──────── The data ────────

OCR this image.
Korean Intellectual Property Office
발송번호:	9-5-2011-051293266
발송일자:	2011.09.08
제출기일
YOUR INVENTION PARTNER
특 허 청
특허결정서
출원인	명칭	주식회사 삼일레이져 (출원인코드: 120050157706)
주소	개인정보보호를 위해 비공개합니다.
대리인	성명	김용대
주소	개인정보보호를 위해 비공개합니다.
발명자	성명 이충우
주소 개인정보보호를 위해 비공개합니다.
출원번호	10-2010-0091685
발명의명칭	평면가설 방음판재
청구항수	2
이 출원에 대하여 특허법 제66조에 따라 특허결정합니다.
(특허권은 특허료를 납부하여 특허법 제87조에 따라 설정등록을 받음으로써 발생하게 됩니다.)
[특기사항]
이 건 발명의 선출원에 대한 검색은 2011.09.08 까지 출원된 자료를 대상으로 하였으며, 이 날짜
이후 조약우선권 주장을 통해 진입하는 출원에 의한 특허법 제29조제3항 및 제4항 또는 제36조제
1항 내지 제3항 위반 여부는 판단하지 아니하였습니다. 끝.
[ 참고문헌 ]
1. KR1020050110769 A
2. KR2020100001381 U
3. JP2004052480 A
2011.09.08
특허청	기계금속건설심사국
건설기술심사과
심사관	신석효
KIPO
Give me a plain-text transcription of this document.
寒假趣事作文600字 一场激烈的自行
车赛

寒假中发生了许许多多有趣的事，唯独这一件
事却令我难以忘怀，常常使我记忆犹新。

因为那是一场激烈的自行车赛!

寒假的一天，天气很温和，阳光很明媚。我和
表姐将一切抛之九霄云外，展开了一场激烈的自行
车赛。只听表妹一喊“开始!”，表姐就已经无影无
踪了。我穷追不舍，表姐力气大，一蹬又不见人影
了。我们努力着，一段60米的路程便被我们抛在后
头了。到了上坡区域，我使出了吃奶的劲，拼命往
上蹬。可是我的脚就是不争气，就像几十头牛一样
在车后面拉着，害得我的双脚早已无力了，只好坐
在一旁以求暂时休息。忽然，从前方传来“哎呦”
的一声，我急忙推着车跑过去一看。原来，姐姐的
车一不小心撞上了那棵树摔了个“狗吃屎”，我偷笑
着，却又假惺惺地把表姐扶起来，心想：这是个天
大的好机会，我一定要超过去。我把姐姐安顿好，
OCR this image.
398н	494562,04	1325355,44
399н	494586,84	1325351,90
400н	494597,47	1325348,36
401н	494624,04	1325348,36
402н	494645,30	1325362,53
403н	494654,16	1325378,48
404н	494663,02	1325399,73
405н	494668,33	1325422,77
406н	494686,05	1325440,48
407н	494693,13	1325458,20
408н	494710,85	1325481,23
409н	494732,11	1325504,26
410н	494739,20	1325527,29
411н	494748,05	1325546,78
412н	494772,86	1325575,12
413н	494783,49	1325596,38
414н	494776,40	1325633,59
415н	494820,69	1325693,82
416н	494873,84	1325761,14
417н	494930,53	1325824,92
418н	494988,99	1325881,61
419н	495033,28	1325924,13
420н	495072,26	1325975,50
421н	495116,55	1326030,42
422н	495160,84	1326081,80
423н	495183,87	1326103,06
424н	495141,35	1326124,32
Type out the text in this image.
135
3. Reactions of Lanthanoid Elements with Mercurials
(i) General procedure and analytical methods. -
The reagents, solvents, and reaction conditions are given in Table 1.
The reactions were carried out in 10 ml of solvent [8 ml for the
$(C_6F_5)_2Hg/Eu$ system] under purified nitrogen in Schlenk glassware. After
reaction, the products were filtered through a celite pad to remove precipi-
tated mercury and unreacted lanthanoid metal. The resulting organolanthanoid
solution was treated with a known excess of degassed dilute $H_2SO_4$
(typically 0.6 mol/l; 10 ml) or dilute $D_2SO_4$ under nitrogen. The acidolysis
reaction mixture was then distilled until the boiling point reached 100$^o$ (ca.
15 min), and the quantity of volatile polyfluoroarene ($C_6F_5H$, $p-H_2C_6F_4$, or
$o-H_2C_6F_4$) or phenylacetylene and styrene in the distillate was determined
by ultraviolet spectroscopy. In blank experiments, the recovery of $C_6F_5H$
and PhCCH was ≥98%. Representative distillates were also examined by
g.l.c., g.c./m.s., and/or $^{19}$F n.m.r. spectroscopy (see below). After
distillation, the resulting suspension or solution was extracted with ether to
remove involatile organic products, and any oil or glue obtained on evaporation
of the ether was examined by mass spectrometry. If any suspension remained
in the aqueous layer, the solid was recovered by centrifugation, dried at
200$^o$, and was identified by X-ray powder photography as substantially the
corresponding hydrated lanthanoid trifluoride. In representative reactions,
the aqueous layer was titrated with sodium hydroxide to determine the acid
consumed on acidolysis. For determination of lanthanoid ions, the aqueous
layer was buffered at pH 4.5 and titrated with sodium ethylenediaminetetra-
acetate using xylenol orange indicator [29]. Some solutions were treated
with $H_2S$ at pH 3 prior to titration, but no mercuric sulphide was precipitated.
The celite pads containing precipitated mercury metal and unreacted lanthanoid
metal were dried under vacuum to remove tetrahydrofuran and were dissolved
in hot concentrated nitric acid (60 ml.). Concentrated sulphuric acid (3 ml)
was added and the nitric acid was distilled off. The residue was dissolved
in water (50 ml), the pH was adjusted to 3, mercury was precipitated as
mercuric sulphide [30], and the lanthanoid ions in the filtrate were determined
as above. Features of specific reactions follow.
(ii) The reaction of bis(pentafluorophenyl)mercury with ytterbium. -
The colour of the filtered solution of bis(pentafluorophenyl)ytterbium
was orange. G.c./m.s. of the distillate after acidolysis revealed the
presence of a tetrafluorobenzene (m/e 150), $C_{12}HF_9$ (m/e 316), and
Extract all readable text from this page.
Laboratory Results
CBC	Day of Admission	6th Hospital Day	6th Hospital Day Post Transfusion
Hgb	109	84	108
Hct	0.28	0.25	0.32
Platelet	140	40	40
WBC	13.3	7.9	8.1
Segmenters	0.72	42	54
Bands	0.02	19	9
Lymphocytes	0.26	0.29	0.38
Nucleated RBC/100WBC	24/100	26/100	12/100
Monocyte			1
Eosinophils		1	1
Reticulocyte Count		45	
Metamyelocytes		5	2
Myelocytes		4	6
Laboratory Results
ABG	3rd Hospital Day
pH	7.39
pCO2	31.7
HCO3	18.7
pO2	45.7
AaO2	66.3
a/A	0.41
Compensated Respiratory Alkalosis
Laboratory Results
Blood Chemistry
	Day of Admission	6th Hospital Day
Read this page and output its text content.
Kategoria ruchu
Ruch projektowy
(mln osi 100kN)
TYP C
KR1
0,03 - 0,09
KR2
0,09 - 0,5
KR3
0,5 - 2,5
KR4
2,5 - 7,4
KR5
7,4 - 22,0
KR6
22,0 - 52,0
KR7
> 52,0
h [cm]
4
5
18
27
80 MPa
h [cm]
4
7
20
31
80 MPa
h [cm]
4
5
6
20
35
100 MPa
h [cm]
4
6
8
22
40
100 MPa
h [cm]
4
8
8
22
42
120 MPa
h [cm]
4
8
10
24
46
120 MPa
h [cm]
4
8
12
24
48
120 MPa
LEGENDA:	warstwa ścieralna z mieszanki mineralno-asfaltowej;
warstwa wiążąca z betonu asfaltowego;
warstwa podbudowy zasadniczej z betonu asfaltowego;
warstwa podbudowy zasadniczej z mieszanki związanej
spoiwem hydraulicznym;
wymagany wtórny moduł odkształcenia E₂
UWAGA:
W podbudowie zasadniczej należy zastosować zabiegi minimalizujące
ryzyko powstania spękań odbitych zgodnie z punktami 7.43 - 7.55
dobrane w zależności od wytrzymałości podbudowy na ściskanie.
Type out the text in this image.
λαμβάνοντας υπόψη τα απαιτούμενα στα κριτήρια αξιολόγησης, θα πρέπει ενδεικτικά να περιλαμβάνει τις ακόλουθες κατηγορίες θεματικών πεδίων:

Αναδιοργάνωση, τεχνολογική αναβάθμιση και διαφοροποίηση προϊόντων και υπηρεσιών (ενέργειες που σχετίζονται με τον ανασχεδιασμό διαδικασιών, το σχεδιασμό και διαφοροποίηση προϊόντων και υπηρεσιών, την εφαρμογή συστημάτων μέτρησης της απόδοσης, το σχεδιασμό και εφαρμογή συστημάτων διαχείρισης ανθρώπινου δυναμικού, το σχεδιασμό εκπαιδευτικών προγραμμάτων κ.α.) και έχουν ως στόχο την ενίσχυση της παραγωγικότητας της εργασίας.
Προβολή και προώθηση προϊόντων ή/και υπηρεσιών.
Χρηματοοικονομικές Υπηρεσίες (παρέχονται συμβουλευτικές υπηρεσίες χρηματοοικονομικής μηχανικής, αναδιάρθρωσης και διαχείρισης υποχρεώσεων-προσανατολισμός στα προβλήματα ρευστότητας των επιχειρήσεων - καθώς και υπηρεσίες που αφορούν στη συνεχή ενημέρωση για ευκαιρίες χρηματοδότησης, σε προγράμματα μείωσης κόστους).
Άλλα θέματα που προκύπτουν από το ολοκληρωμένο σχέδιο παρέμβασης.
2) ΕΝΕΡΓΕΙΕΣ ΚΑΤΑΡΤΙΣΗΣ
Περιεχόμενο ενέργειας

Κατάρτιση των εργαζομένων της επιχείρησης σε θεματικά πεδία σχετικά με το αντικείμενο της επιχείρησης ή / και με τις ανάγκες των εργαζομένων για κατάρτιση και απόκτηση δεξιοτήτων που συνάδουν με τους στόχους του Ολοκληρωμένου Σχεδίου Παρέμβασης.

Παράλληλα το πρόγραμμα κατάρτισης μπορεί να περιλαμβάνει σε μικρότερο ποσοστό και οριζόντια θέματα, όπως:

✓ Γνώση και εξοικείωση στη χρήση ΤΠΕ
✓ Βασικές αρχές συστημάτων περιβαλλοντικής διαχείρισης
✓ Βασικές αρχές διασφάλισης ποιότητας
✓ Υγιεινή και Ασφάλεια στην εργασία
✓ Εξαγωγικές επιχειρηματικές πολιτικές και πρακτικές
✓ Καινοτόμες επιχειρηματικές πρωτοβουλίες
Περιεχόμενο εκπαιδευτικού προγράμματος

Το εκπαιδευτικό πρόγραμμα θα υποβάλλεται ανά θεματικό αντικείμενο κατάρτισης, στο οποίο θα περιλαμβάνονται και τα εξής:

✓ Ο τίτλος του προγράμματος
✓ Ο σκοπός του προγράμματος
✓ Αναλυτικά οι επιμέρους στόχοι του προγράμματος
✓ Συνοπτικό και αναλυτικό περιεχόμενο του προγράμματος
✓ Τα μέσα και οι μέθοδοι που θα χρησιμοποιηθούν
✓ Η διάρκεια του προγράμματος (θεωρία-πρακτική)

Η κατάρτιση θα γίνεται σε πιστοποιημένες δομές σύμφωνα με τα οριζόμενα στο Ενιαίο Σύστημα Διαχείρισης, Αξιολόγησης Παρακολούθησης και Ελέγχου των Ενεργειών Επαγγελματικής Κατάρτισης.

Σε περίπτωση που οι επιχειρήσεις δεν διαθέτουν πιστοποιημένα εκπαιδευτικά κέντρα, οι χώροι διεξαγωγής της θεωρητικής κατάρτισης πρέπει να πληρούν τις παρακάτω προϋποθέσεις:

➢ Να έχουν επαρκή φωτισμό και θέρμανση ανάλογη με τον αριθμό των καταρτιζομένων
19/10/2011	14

────────

→ **Task to carry out**:
Check each line of the records above for the string "επιχειρηματικές", and report every line that has it.

→ **Response to this task**:
✓ Εξαγωγικές επιχειρηματικές πολιτικές και πρακτικές
✓ Καινοτόμες επιχειρηματικές πρωτοβουλίες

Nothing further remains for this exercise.